**Exercise directions**
From the line containing "Output a JSON" through the last line of the data, return those lines exactly as written and nothing more.

**Given data**
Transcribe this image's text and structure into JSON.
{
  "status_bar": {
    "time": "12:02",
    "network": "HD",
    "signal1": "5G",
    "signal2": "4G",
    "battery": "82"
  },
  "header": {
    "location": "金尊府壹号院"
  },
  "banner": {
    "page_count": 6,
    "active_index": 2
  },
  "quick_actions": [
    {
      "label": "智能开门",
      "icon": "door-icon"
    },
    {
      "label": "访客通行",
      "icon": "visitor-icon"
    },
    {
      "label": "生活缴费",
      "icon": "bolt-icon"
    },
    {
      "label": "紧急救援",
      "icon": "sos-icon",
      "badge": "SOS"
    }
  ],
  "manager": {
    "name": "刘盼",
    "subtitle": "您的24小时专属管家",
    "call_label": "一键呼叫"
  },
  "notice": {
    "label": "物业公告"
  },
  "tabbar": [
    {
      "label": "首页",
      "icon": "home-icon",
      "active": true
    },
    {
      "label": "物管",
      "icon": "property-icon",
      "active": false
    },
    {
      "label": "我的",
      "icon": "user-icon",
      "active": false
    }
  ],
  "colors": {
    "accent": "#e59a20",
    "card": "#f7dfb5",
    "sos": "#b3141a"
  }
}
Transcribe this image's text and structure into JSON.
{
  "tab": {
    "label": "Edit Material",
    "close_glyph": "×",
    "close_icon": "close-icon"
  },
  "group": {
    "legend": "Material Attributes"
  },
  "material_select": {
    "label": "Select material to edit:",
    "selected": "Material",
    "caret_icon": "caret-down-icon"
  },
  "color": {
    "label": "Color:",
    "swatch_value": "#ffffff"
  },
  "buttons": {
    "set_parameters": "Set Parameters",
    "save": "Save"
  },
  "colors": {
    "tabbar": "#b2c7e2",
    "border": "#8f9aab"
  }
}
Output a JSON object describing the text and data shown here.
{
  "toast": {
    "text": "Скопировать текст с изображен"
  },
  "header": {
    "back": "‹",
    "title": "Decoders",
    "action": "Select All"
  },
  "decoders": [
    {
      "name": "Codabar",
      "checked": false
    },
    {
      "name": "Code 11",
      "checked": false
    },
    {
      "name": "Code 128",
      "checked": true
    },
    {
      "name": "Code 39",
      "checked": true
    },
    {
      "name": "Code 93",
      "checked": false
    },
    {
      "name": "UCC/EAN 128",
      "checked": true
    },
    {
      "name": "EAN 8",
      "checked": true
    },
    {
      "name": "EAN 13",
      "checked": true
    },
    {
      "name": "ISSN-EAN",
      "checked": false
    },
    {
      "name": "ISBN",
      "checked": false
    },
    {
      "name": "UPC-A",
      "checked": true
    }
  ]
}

**Task answer**
Output a JSON object describing the text and data shown here.
{
  "toast": {
    "text": "Скопировать текст с изображен"
  },
  "header": {
    "back": "‹",
    "title": "Decoders",
    "action": "Select All"
  },
  "decoders": [
    {
      "name": "Codabar",
      "checked": false
    },
    {
      "name": "Code 11",
      "checked": false
    },
    {
      "name": "Code 128",
      "checked": true
    },
    {
      "name": "Code 39",
      "checked": true
    },
    {
      "name": "Code 93",
      "checked": false
    },
    {
      "name": "UCC/EAN 128",
      "checked": true
    },
    {
      "name": "EAN 8",
      "checked": true
    },
    {
      "name": "EAN 13",
      "checked": true
    },
    {
      "name": "ISSN-EAN",
      "checked": false
    },
    {
      "name": "ISBN",
      "checked": false
    },
    {
      "name": "UPC-A",
      "checked": true
    }
  ]
}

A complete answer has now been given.